_INPUT ROWS_:
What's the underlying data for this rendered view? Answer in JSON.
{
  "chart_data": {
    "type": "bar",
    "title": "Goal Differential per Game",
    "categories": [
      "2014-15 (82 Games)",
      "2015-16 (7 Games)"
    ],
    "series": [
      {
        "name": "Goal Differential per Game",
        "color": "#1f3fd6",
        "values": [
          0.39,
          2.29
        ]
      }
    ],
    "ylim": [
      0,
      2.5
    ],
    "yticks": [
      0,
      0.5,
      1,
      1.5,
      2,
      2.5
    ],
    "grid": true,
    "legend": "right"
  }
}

_REQUIREMENT_: Track down the lines that include the word "Differential" and copy them.

_FINISHED ANSWER_:
    "title": "Goal Differential per Game",
        "name": "Goal Differential per Game",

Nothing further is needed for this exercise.